**Task goal**: Look through the lines below and extract each one that contains "JSON".

---------- Data for this exercise

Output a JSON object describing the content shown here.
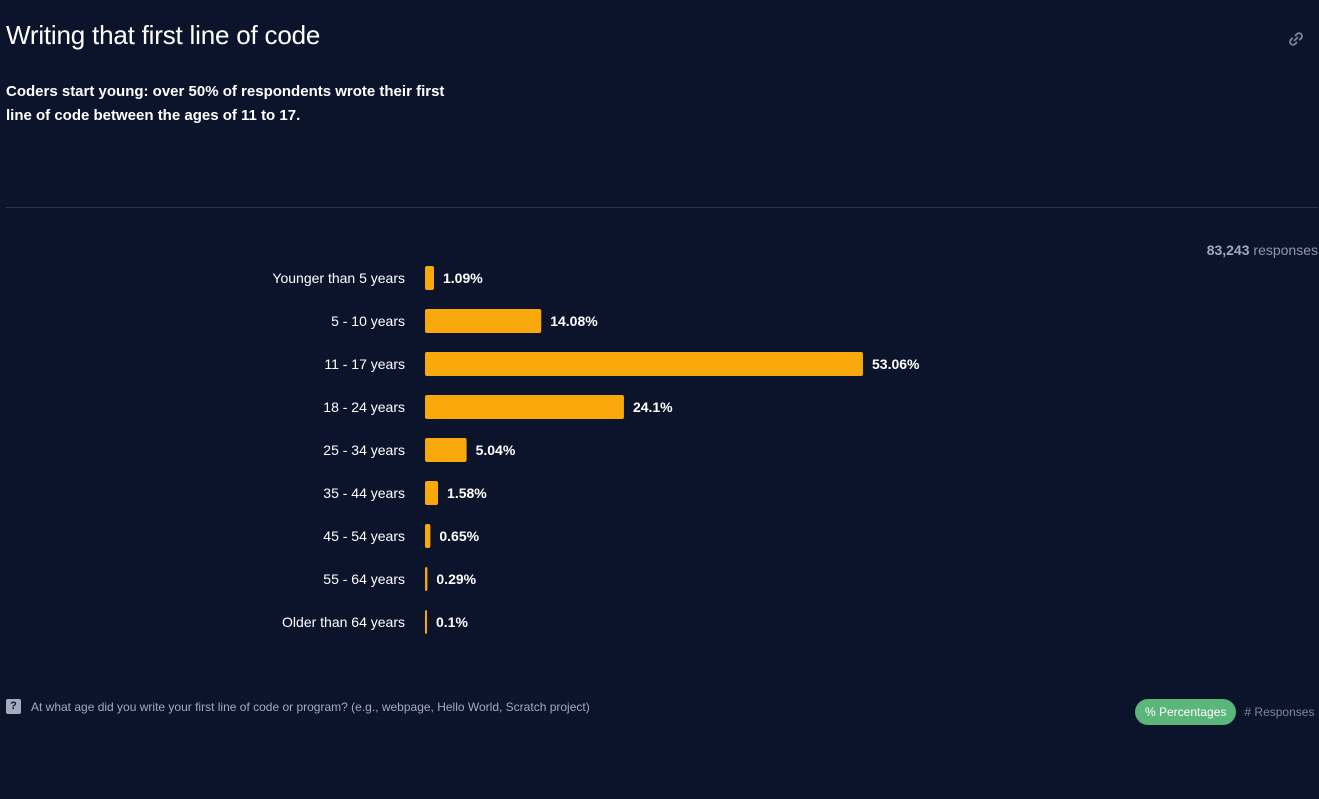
{
  "header": {
    "title": "Writing that first line of code",
    "subtitle": "Coders start young: over 50% of respondents wrote their first line of code between the ages of 11 to 17.",
    "link_icon": "link-icon"
  },
  "responses": {
    "count": "83,243",
    "label": "responses"
  },
  "footer": {
    "question_icon": "question-icon",
    "question": "At what age did you write your first line of code or program? (e.g., webpage, Hello World, Scratch project)",
    "toggle_percentages": "% Percentages",
    "toggle_responses": "# Responses"
  },
  "colors": {
    "background": "#0c142c",
    "bar": "#f9a80c",
    "toggle_active": "#5bb679"
  },
  "chart_data": {
    "type": "bar",
    "orientation": "horizontal",
    "categories": [
      "Younger than 5 years",
      "5 - 10 years",
      "11 - 17 years",
      "18 - 24 years",
      "25 - 34 years",
      "35 - 44 years",
      "45 - 54 years",
      "55 - 64 years",
      "Older than 64 years"
    ],
    "values": [
      1.09,
      14.08,
      53.06,
      24.1,
      5.04,
      1.58,
      0.65,
      0.29,
      0.1
    ],
    "value_labels": [
      "1.09%",
      "14.08%",
      "53.06%",
      "24.1%",
      "5.04%",
      "1.58%",
      "0.65%",
      "0.29%",
      "0.1%"
    ],
    "unit": "%",
    "grid": false,
    "legend": "none"
  }
}
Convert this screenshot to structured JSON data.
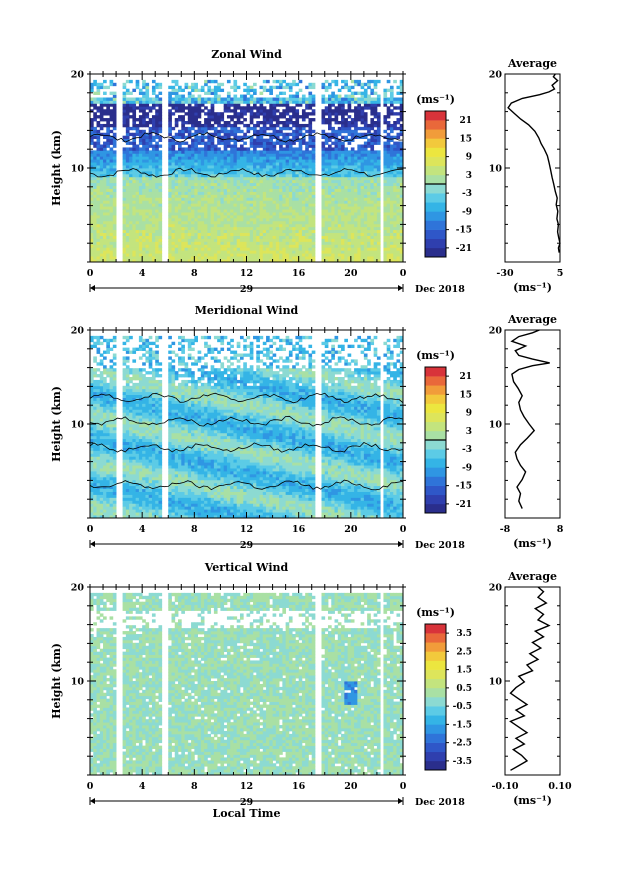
{
  "chart_data": [
    {
      "type": "heatmap",
      "title": "Zonal Wind",
      "ylabel": "Height (km)",
      "xlabel": "",
      "x_range_hours": [
        0,
        24
      ],
      "y_range_km": [
        0,
        20
      ],
      "x_ticks": [
        "0",
        "4",
        "8",
        "12",
        "16",
        "20",
        "0"
      ],
      "y_ticks": [
        "10",
        "20"
      ],
      "date_day": "29",
      "date_month": "Dec 2018",
      "colorbar": {
        "unit": "(ms⁻¹)",
        "range": [
          -24,
          24
        ],
        "ticks": [
          "21",
          "15",
          "9",
          "3",
          "-3",
          "-9",
          "-15",
          "-21"
        ],
        "ticks_val": [
          21,
          15,
          9,
          3,
          -3,
          -9,
          -15,
          -21
        ],
        "zero_line": true
      },
      "profile": {
        "title": "Average",
        "xlabel": "(ms⁻¹)",
        "x_range": [
          -30,
          5
        ],
        "x_ticks": [
          "-30",
          "5"
        ],
        "x_ticks_val": [
          -30,
          5
        ],
        "y_ticks": [
          "10",
          "20"
        ],
        "points": [
          [
            4.5,
            1.0
          ],
          [
            4.0,
            1.5
          ],
          [
            5.0,
            2.0
          ],
          [
            4.2,
            2.6
          ],
          [
            3.5,
            3.2
          ],
          [
            4.0,
            4.0
          ],
          [
            3.0,
            4.6
          ],
          [
            3.6,
            5.4
          ],
          [
            2.6,
            6.1
          ],
          [
            3.2,
            6.8
          ],
          [
            2.0,
            7.5
          ],
          [
            1.0,
            8.3
          ],
          [
            0.0,
            9.0
          ],
          [
            -1.0,
            9.8
          ],
          [
            -2.0,
            10.6
          ],
          [
            -3.0,
            11.3
          ],
          [
            -5.0,
            12.0
          ],
          [
            -7.0,
            12.6
          ],
          [
            -8.5,
            13.2
          ],
          [
            -11.0,
            13.9
          ],
          [
            -15.0,
            14.6
          ],
          [
            -20.0,
            15.2
          ],
          [
            -24.0,
            15.8
          ],
          [
            -28.0,
            16.4
          ],
          [
            -26.0,
            16.9
          ],
          [
            -19.0,
            17.4
          ],
          [
            -8.0,
            17.8
          ],
          [
            -2.0,
            18.1
          ],
          [
            1.5,
            18.4
          ],
          [
            0.0,
            18.8
          ],
          [
            3.5,
            19.3
          ],
          [
            0.8,
            19.7
          ],
          [
            2.0,
            20.0
          ]
        ]
      }
    },
    {
      "type": "heatmap",
      "title": "Meridional Wind",
      "ylabel": "Height (km)",
      "xlabel": "",
      "x_range_hours": [
        0,
        24
      ],
      "y_range_km": [
        0,
        20
      ],
      "x_ticks": [
        "0",
        "4",
        "8",
        "12",
        "16",
        "20",
        "0"
      ],
      "y_ticks": [
        "10",
        "20"
      ],
      "date_day": "29",
      "date_month": "Dec 2018",
      "colorbar": {
        "unit": "(ms⁻¹)",
        "range": [
          -24,
          24
        ],
        "ticks": [
          "21",
          "15",
          "9",
          "3",
          "-3",
          "-9",
          "-15",
          "-21"
        ],
        "ticks_val": [
          21,
          15,
          9,
          3,
          -3,
          -9,
          -15,
          -21
        ],
        "zero_line": true
      },
      "profile": {
        "title": "Average",
        "xlabel": "(ms⁻¹)",
        "x_range": [
          -8,
          8
        ],
        "x_ticks": [
          "-8",
          "8"
        ],
        "x_ticks_val": [
          -8,
          8
        ],
        "y_ticks": [
          "10",
          "20"
        ],
        "points": [
          [
            -3.0,
            1.0
          ],
          [
            -4.0,
            1.8
          ],
          [
            -3.5,
            2.6
          ],
          [
            -4.5,
            3.3
          ],
          [
            -3.0,
            4.1
          ],
          [
            -2.0,
            4.9
          ],
          [
            -3.5,
            5.6
          ],
          [
            -4.5,
            6.3
          ],
          [
            -5.0,
            7.0
          ],
          [
            -3.5,
            7.8
          ],
          [
            -1.5,
            8.5
          ],
          [
            0.5,
            9.3
          ],
          [
            -1.0,
            10.0
          ],
          [
            -2.5,
            10.8
          ],
          [
            -3.5,
            11.5
          ],
          [
            -4.0,
            12.3
          ],
          [
            -3.0,
            13.0
          ],
          [
            -4.2,
            13.8
          ],
          [
            -5.5,
            14.5
          ],
          [
            -6.0,
            15.3
          ],
          [
            -4.0,
            15.8
          ],
          [
            0.0,
            16.2
          ],
          [
            5.0,
            16.5
          ],
          [
            0.0,
            16.9
          ],
          [
            -4.0,
            17.3
          ],
          [
            -5.0,
            17.8
          ],
          [
            -2.0,
            18.3
          ],
          [
            -6.0,
            18.8
          ],
          [
            -4.0,
            19.3
          ],
          [
            0.0,
            19.7
          ],
          [
            2.0,
            20.0
          ]
        ]
      }
    },
    {
      "type": "heatmap",
      "title": "Vertical Wind",
      "ylabel": "Height (km)",
      "xlabel": "Local Time",
      "x_range_hours": [
        0,
        24
      ],
      "y_range_km": [
        0,
        20
      ],
      "x_ticks": [
        "0",
        "4",
        "8",
        "12",
        "16",
        "20",
        "0"
      ],
      "y_ticks": [
        "10",
        "20"
      ],
      "date_day": "29",
      "date_month": "Dec 2018",
      "colorbar": {
        "unit": "(ms⁻¹)",
        "range": [
          -4,
          4
        ],
        "ticks": [
          "3.5",
          "2.5",
          "1.5",
          "0.5",
          "-0.5",
          "-1.5",
          "-2.5",
          "-3.5"
        ],
        "ticks_val": [
          3.5,
          2.5,
          1.5,
          0.5,
          -0.5,
          -1.5,
          -2.5,
          -3.5
        ],
        "zero_line": false
      },
      "profile": {
        "title": "Average",
        "xlabel": "(ms⁻¹)",
        "x_range": [
          -0.1,
          0.1
        ],
        "x_ticks": [
          "-0.10",
          "0.10"
        ],
        "x_ticks_val": [
          -0.1,
          0.1
        ],
        "y_ticks": [
          "10",
          "20"
        ],
        "points": [
          [
            -0.08,
            0.5
          ],
          [
            -0.05,
            1.0
          ],
          [
            -0.02,
            1.5
          ],
          [
            -0.04,
            2.1
          ],
          [
            -0.07,
            2.7
          ],
          [
            -0.03,
            3.3
          ],
          [
            -0.06,
            3.9
          ],
          [
            -0.02,
            4.5
          ],
          [
            -0.05,
            5.1
          ],
          [
            -0.08,
            5.7
          ],
          [
            -0.03,
            6.3
          ],
          [
            -0.06,
            6.9
          ],
          [
            -0.02,
            7.5
          ],
          [
            -0.05,
            8.1
          ],
          [
            -0.08,
            8.7
          ],
          [
            -0.06,
            9.3
          ],
          [
            -0.03,
            9.9
          ],
          [
            -0.05,
            10.5
          ],
          [
            0.0,
            11.1
          ],
          [
            -0.02,
            11.7
          ],
          [
            0.02,
            12.3
          ],
          [
            -0.01,
            12.9
          ],
          [
            0.03,
            13.5
          ],
          [
            0.0,
            14.1
          ],
          [
            0.04,
            14.7
          ],
          [
            0.01,
            15.3
          ],
          [
            0.06,
            15.9
          ],
          [
            0.02,
            16.5
          ],
          [
            0.04,
            17.1
          ],
          [
            0.01,
            17.7
          ],
          [
            0.05,
            18.3
          ],
          [
            0.02,
            18.9
          ],
          [
            0.04,
            19.5
          ],
          [
            0.02,
            20.0
          ]
        ]
      }
    }
  ]
}
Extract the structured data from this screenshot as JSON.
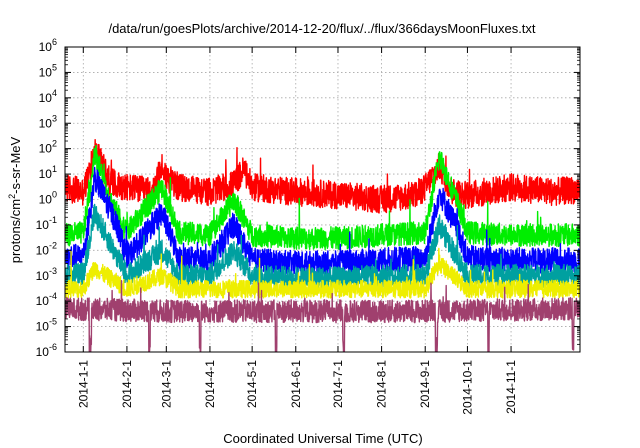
{
  "chart_data": {
    "type": "line",
    "title": "/data/run/goesPlots/archive/2014-12-20/flux/../flux/366daysMoonFluxes.txt",
    "xlabel": "Coordinated Universal Time (UTC)",
    "ylabel": "protons/cm2-s-sr-MeV",
    "ylabel_parts": {
      "before": "protons/cm",
      "sup": "2",
      "after": "-s-sr-MeV"
    },
    "yscale": "log",
    "ylim": [
      1e-06,
      1000000.0
    ],
    "y_ticks": [
      {
        "value": 1e-06,
        "base": "10",
        "exp": "-6"
      },
      {
        "value": 1e-05,
        "base": "10",
        "exp": "-5"
      },
      {
        "value": 0.0001,
        "base": "10",
        "exp": "-4"
      },
      {
        "value": 0.001,
        "base": "10",
        "exp": "-3"
      },
      {
        "value": 0.01,
        "base": "10",
        "exp": "-2"
      },
      {
        "value": 0.1,
        "base": "10",
        "exp": "-1"
      },
      {
        "value": 1,
        "base": "10",
        "exp": "0"
      },
      {
        "value": 10,
        "base": "10",
        "exp": "1"
      },
      {
        "value": 100,
        "base": "10",
        "exp": "2"
      },
      {
        "value": 1000,
        "base": "10",
        "exp": "3"
      },
      {
        "value": 10000,
        "base": "10",
        "exp": "4"
      },
      {
        "value": 100000,
        "base": "10",
        "exp": "5"
      },
      {
        "value": 1000000,
        "base": "10",
        "exp": "6"
      }
    ],
    "xlim": [
      "2013-12-19",
      "2014-12-20"
    ],
    "x_ticks": [
      "2014-1-1",
      "2014-2-1",
      "2014-3-1",
      "2014-4-1",
      "2014-5-1",
      "2014-6-1",
      "2014-7-1",
      "2014-8-1",
      "2014-9-1",
      "2014-10-1",
      "2014-11-1"
    ],
    "grid": true,
    "legend": "none",
    "colors": {
      "red": "#ff0000",
      "green": "#00ee00",
      "blue": "#0000ff",
      "teal": "#00a0a0",
      "yellow": "#eeee00",
      "maroon": "#a0406e"
    },
    "series": [
      {
        "color": "#ff0000",
        "base": 1.5,
        "x": [
          "2013-12-19",
          "2014-01-01",
          "2014-01-06",
          "2014-01-09",
          "2014-01-20",
          "2014-02-01",
          "2014-02-20",
          "2014-02-26",
          "2014-03-01",
          "2014-03-10",
          "2014-04-01",
          "2014-04-18",
          "2014-04-25",
          "2014-05-01",
          "2014-06-01",
          "2014-07-01",
          "2014-08-01",
          "2014-08-25",
          "2014-09-01",
          "2014-09-11",
          "2014-09-20",
          "2014-10-01",
          "2014-11-01",
          "2014-12-01",
          "2014-12-20"
        ],
        "y": [
          3.0,
          2.0,
          15,
          100,
          5.0,
          3.0,
          2.0,
          20,
          8.0,
          3.0,
          2.0,
          4.0,
          15,
          3.0,
          2.0,
          1.5,
          1.0,
          1.5,
          3.0,
          20,
          2.0,
          1.5,
          3.0,
          2.0,
          2.5
        ]
      },
      {
        "color": "#00ee00",
        "base": 0.04,
        "x": [
          "2013-12-19",
          "2014-01-01",
          "2014-01-06",
          "2014-01-09",
          "2014-01-20",
          "2014-02-01",
          "2014-02-26",
          "2014-03-10",
          "2014-04-01",
          "2014-04-18",
          "2014-05-01",
          "2014-06-01",
          "2014-07-01",
          "2014-08-01",
          "2014-09-01",
          "2014-09-11",
          "2014-09-25",
          "2014-10-01",
          "2014-11-01",
          "2014-12-20"
        ],
        "y": [
          0.04,
          0.05,
          3.0,
          80,
          1.0,
          0.05,
          3.0,
          0.05,
          0.04,
          1.0,
          0.04,
          0.03,
          0.03,
          0.04,
          0.05,
          50,
          0.5,
          0.05,
          0.04,
          0.04
        ]
      },
      {
        "color": "#0000ff",
        "base": 0.005,
        "x": [
          "2013-12-19",
          "2014-01-01",
          "2014-01-06",
          "2014-01-09",
          "2014-01-25",
          "2014-02-01",
          "2014-02-26",
          "2014-03-10",
          "2014-04-01",
          "2014-04-18",
          "2014-05-01",
          "2014-06-01",
          "2014-07-01",
          "2014-08-01",
          "2014-09-01",
          "2014-09-11",
          "2014-09-25",
          "2014-10-01",
          "2014-11-01",
          "2014-12-20"
        ],
        "y": [
          0.005,
          0.006,
          0.3,
          8.0,
          0.1,
          0.005,
          0.3,
          0.005,
          0.004,
          0.1,
          0.004,
          0.003,
          0.003,
          0.004,
          0.005,
          2.0,
          0.05,
          0.005,
          0.004,
          0.004
        ]
      },
      {
        "color": "#00a0a0",
        "base": 0.001,
        "x": [
          "2013-12-19",
          "2014-01-01",
          "2014-01-09",
          "2014-02-01",
          "2014-02-26",
          "2014-03-10",
          "2014-04-01",
          "2014-04-18",
          "2014-05-01",
          "2014-06-01",
          "2014-07-01",
          "2014-08-01",
          "2014-09-01",
          "2014-09-11",
          "2014-10-01",
          "2014-11-01",
          "2014-12-20"
        ],
        "y": [
          0.001,
          0.0012,
          0.3,
          0.001,
          0.01,
          0.001,
          0.001,
          0.01,
          0.001,
          0.0008,
          0.0008,
          0.001,
          0.001,
          0.1,
          0.001,
          0.001,
          0.001
        ]
      },
      {
        "color": "#eeee00",
        "base": 0.0003,
        "x": [
          "2013-12-19",
          "2014-01-01",
          "2014-01-09",
          "2014-02-01",
          "2014-02-26",
          "2014-03-10",
          "2014-04-01",
          "2014-05-01",
          "2014-06-01",
          "2014-07-01",
          "2014-08-01",
          "2014-09-01",
          "2014-09-11",
          "2014-10-01",
          "2014-11-01",
          "2014-12-20"
        ],
        "y": [
          0.0003,
          0.0003,
          0.002,
          0.0003,
          0.001,
          0.0003,
          0.0003,
          0.0003,
          0.0003,
          0.0003,
          0.0003,
          0.0003,
          0.003,
          0.0003,
          0.0003,
          0.0003
        ]
      },
      {
        "color": "#a0406e",
        "base": 5e-05,
        "x": [
          "2013-12-19",
          "2014-03-01",
          "2014-06-01",
          "2014-09-01",
          "2014-12-20"
        ],
        "y": [
          5e-05,
          4e-05,
          4e-05,
          4e-05,
          5e-05
        ]
      }
    ]
  }
}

--------------------

**Finished task**:
Output a JSON object describing the content shown here.
Convert this screenshot to structured JSON data.
Extract the structured data from this screenshot as JSON.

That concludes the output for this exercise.